- Short task: Find the string "Support" in the entries and copy each line that has it.

=======

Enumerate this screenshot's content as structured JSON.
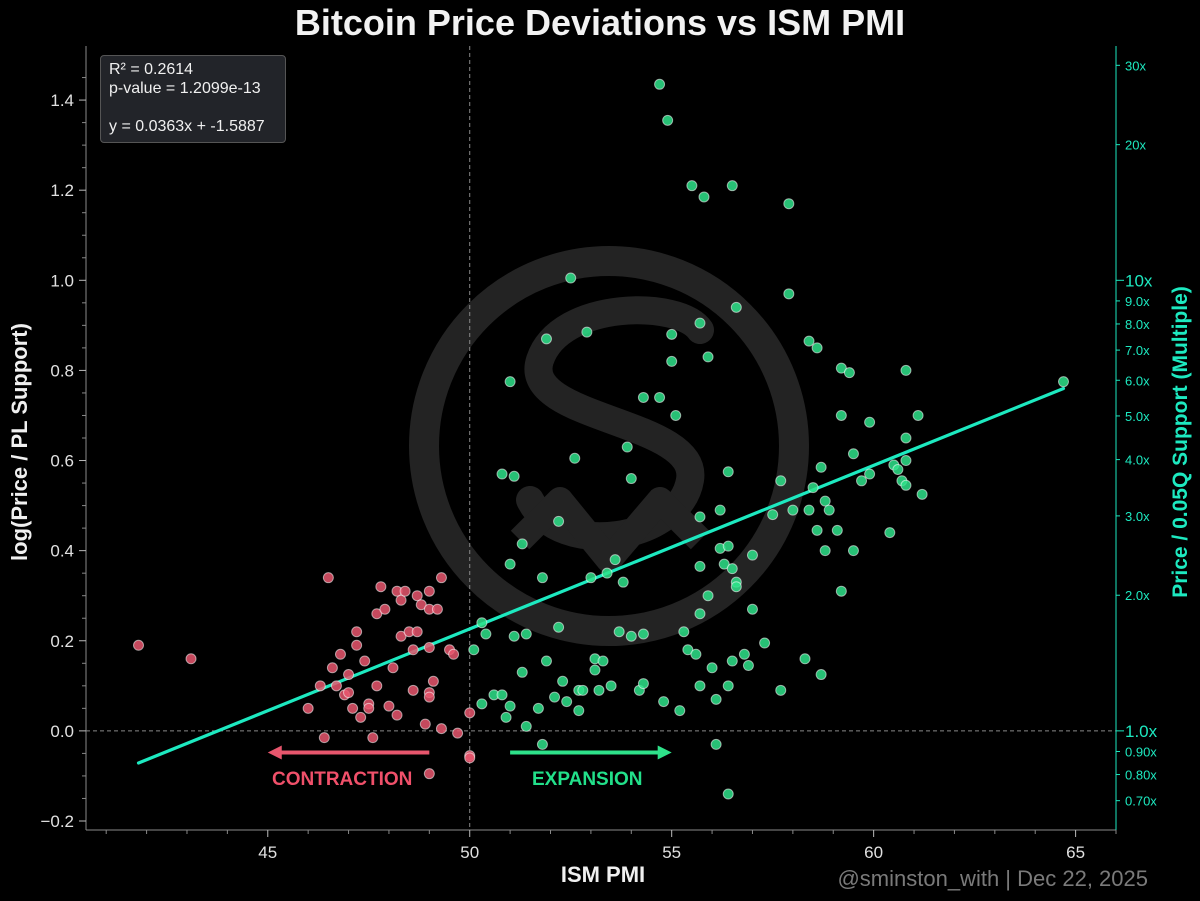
{
  "colors": {
    "background": "#000000",
    "contraction": "#e8566d",
    "expansion": "#2ee28a",
    "trend": "#1de9c0",
    "right_axis": "#1de9c0",
    "watermark": "#262626"
  },
  "stats": {
    "r2": "R² = 0.2614",
    "pvalue": "p-value = 1.2099e-13",
    "equation": "y = 0.0363x + -1.5887"
  },
  "annotations": {
    "contraction": "CONTRACTION",
    "expansion": "EXPANSION"
  },
  "credit": "@sminston_with  |  Dec 22, 2025",
  "watermark_icon": "sw-logo-icon",
  "chart_data": {
    "type": "scatter",
    "title": "Bitcoin Price Deviations vs ISM PMI",
    "xlabel": "ISM PMI",
    "ylabel": "log(Price / PL Support)",
    "y2label": "Price / 0.05Q Support (Multiple)",
    "xlim": [
      40.5,
      66
    ],
    "ylim": [
      -0.22,
      1.52
    ],
    "xticks": [
      45,
      50,
      55,
      60,
      65
    ],
    "yticks": [
      -0.2,
      0.0,
      0.2,
      0.4,
      0.6,
      0.8,
      1.0,
      1.2,
      1.4
    ],
    "ytick_labels": [
      "−0.2",
      "0.0",
      "0.2",
      "0.4",
      "0.6",
      "0.8",
      "1.0",
      "1.2",
      "1.4"
    ],
    "y2_ticks": [
      {
        "label": "0.70x",
        "value": 0.7,
        "major": false
      },
      {
        "label": "0.80x",
        "value": 0.8,
        "major": false
      },
      {
        "label": "0.90x",
        "value": 0.9,
        "major": false
      },
      {
        "label": "1.0x",
        "value": 1.0,
        "major": true
      },
      {
        "label": "2.0x",
        "value": 2.0,
        "major": false
      },
      {
        "label": "3.0x",
        "value": 3.0,
        "major": false
      },
      {
        "label": "4.0x",
        "value": 4.0,
        "major": false
      },
      {
        "label": "5.0x",
        "value": 5.0,
        "major": false
      },
      {
        "label": "6.0x",
        "value": 6.0,
        "major": false
      },
      {
        "label": "7.0x",
        "value": 7.0,
        "major": false
      },
      {
        "label": "8.0x",
        "value": 8.0,
        "major": false
      },
      {
        "label": "9.0x",
        "value": 9.0,
        "major": false
      },
      {
        "label": "10x",
        "value": 10.0,
        "major": true
      },
      {
        "label": "20x",
        "value": 20.0,
        "major": false
      },
      {
        "label": "30x",
        "value": 30.0,
        "major": false
      }
    ],
    "ref_x": 50,
    "ref_y": 0,
    "regression": {
      "slope": 0.0363,
      "intercept": -1.5887,
      "x_start": 41.8,
      "x_end": 64.7
    },
    "series": [
      {
        "name": "Contraction",
        "color": "#e8566d",
        "points": [
          [
            41.8,
            0.19
          ],
          [
            43.1,
            0.16
          ],
          [
            46.0,
            0.05
          ],
          [
            46.3,
            0.1
          ],
          [
            46.4,
            -0.015
          ],
          [
            46.5,
            0.34
          ],
          [
            46.6,
            0.14
          ],
          [
            46.7,
            0.1
          ],
          [
            46.8,
            0.17
          ],
          [
            46.9,
            0.08
          ],
          [
            47.0,
            0.125
          ],
          [
            47.1,
            0.05
          ],
          [
            47.2,
            0.19
          ],
          [
            47.2,
            0.22
          ],
          [
            47.3,
            0.03
          ],
          [
            47.4,
            0.155
          ],
          [
            47.5,
            0.06
          ],
          [
            47.6,
            -0.015
          ],
          [
            47.7,
            0.26
          ],
          [
            47.7,
            0.1
          ],
          [
            47.8,
            0.32
          ],
          [
            47.9,
            0.27
          ],
          [
            48.0,
            0.055
          ],
          [
            48.1,
            0.14
          ],
          [
            48.2,
            0.31
          ],
          [
            48.3,
            0.21
          ],
          [
            48.3,
            0.29
          ],
          [
            48.4,
            0.31
          ],
          [
            48.5,
            0.22
          ],
          [
            48.6,
            0.18
          ],
          [
            48.7,
            0.3
          ],
          [
            48.7,
            0.22
          ],
          [
            48.8,
            0.28
          ],
          [
            48.9,
            0.015
          ],
          [
            49.0,
            0.27
          ],
          [
            49.0,
            0.31
          ],
          [
            49.0,
            0.185
          ],
          [
            49.0,
            0.085
          ],
          [
            49.0,
            0.075
          ],
          [
            49.0,
            -0.095
          ],
          [
            49.1,
            0.11
          ],
          [
            49.2,
            0.27
          ],
          [
            49.3,
            0.34
          ],
          [
            49.3,
            0.005
          ],
          [
            49.5,
            0.18
          ],
          [
            49.6,
            0.17
          ],
          [
            49.7,
            -0.005
          ],
          [
            50.0,
            0.04
          ],
          [
            50.0,
            -0.055
          ],
          [
            50.0,
            -0.06
          ],
          [
            47.0,
            0.085
          ],
          [
            47.5,
            0.05
          ],
          [
            48.2,
            0.035
          ],
          [
            48.6,
            0.09
          ]
        ]
      },
      {
        "name": "Expansion",
        "color": "#2ee28a",
        "points": [
          [
            50.1,
            0.18
          ],
          [
            50.3,
            0.06
          ],
          [
            50.3,
            0.24
          ],
          [
            50.4,
            0.215
          ],
          [
            50.6,
            0.08
          ],
          [
            50.8,
            0.57
          ],
          [
            50.8,
            0.08
          ],
          [
            50.9,
            0.03
          ],
          [
            51.0,
            0.37
          ],
          [
            51.0,
            0.775
          ],
          [
            51.0,
            0.055
          ],
          [
            51.1,
            0.565
          ],
          [
            51.1,
            0.21
          ],
          [
            51.3,
            0.13
          ],
          [
            51.3,
            0.415
          ],
          [
            51.4,
            0.01
          ],
          [
            51.4,
            0.215
          ],
          [
            51.7,
            0.05
          ],
          [
            51.8,
            0.34
          ],
          [
            51.8,
            -0.03
          ],
          [
            51.9,
            0.155
          ],
          [
            51.9,
            0.87
          ],
          [
            52.1,
            0.075
          ],
          [
            52.2,
            0.465
          ],
          [
            52.2,
            0.23
          ],
          [
            52.3,
            0.11
          ],
          [
            52.4,
            0.065
          ],
          [
            52.5,
            1.005
          ],
          [
            52.6,
            0.605
          ],
          [
            52.7,
            0.045
          ],
          [
            52.7,
            0.09
          ],
          [
            52.8,
            0.09
          ],
          [
            52.9,
            0.885
          ],
          [
            53.0,
            0.34
          ],
          [
            53.1,
            0.135
          ],
          [
            53.1,
            0.16
          ],
          [
            53.2,
            0.09
          ],
          [
            53.3,
            0.155
          ],
          [
            53.4,
            0.35
          ],
          [
            53.5,
            0.1
          ],
          [
            53.6,
            0.38
          ],
          [
            53.7,
            0.22
          ],
          [
            53.8,
            0.33
          ],
          [
            53.9,
            0.63
          ],
          [
            54.0,
            0.56
          ],
          [
            54.0,
            0.21
          ],
          [
            54.2,
            0.09
          ],
          [
            54.3,
            0.74
          ],
          [
            54.3,
            0.105
          ],
          [
            54.3,
            0.215
          ],
          [
            54.7,
            1.435
          ],
          [
            54.9,
            1.355
          ],
          [
            54.7,
            0.74
          ],
          [
            54.8,
            0.065
          ],
          [
            55.0,
            0.82
          ],
          [
            55.0,
            0.88
          ],
          [
            55.1,
            0.7
          ],
          [
            55.2,
            0.045
          ],
          [
            55.3,
            0.22
          ],
          [
            55.4,
            0.18
          ],
          [
            55.5,
            1.21
          ],
          [
            55.6,
            0.17
          ],
          [
            55.7,
            0.26
          ],
          [
            55.7,
            0.1
          ],
          [
            55.7,
            0.365
          ],
          [
            55.7,
            0.475
          ],
          [
            55.7,
            0.905
          ],
          [
            55.8,
            1.185
          ],
          [
            55.9,
            0.83
          ],
          [
            55.9,
            0.3
          ],
          [
            56.0,
            0.14
          ],
          [
            56.1,
            0.07
          ],
          [
            56.1,
            -0.03
          ],
          [
            56.2,
            0.405
          ],
          [
            56.2,
            0.49
          ],
          [
            56.3,
            0.37
          ],
          [
            56.4,
            0.575
          ],
          [
            56.4,
            0.1
          ],
          [
            56.4,
            -0.14
          ],
          [
            56.5,
            1.21
          ],
          [
            56.5,
            0.36
          ],
          [
            56.5,
            0.155
          ],
          [
            56.6,
            0.33
          ],
          [
            56.6,
            0.94
          ],
          [
            56.8,
            0.17
          ],
          [
            56.9,
            0.145
          ],
          [
            57.0,
            0.39
          ],
          [
            57.3,
            0.195
          ],
          [
            57.5,
            0.48
          ],
          [
            57.7,
            0.09
          ],
          [
            57.7,
            0.555
          ],
          [
            57.9,
            1.17
          ],
          [
            57.9,
            0.97
          ],
          [
            58.0,
            0.49
          ],
          [
            58.3,
            0.16
          ],
          [
            58.4,
            0.865
          ],
          [
            58.4,
            0.49
          ],
          [
            58.5,
            0.54
          ],
          [
            58.6,
            0.85
          ],
          [
            58.6,
            0.445
          ],
          [
            58.7,
            0.125
          ],
          [
            58.7,
            0.585
          ],
          [
            58.8,
            0.51
          ],
          [
            58.8,
            0.4
          ],
          [
            58.9,
            0.49
          ],
          [
            59.1,
            0.445
          ],
          [
            59.2,
            0.31
          ],
          [
            59.2,
            0.805
          ],
          [
            59.2,
            0.7
          ],
          [
            59.4,
            0.795
          ],
          [
            59.5,
            0.4
          ],
          [
            59.5,
            0.615
          ],
          [
            59.7,
            0.555
          ],
          [
            59.9,
            0.685
          ],
          [
            59.9,
            0.57
          ],
          [
            60.4,
            0.44
          ],
          [
            60.5,
            0.59
          ],
          [
            60.6,
            0.58
          ],
          [
            60.7,
            0.555
          ],
          [
            60.8,
            0.8
          ],
          [
            60.8,
            0.65
          ],
          [
            60.8,
            0.545
          ],
          [
            60.8,
            0.6
          ],
          [
            61.1,
            0.7
          ],
          [
            61.2,
            0.525
          ],
          [
            64.7,
            0.775
          ],
          [
            56.4,
            0.41
          ],
          [
            57.0,
            0.27
          ],
          [
            56.6,
            0.32
          ]
        ]
      }
    ]
  }
}
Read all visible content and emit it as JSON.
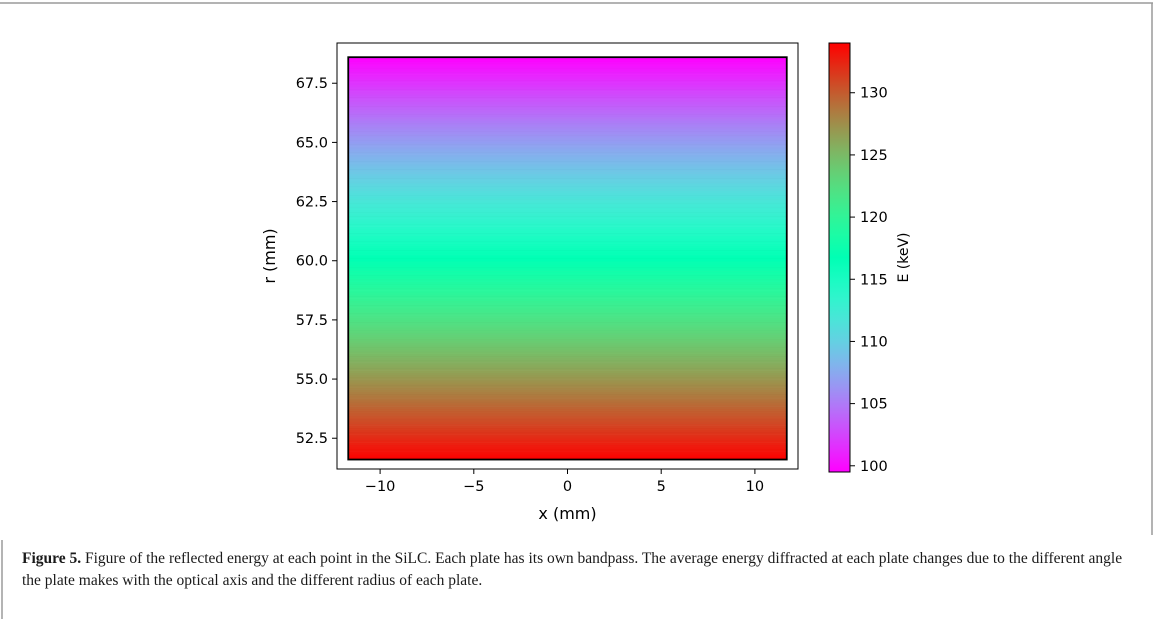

=======

- Complete response:
    "ylabel": "log(Price / PL Support)",
    "y2label": "Price / 0.05Q Support (Multiple)",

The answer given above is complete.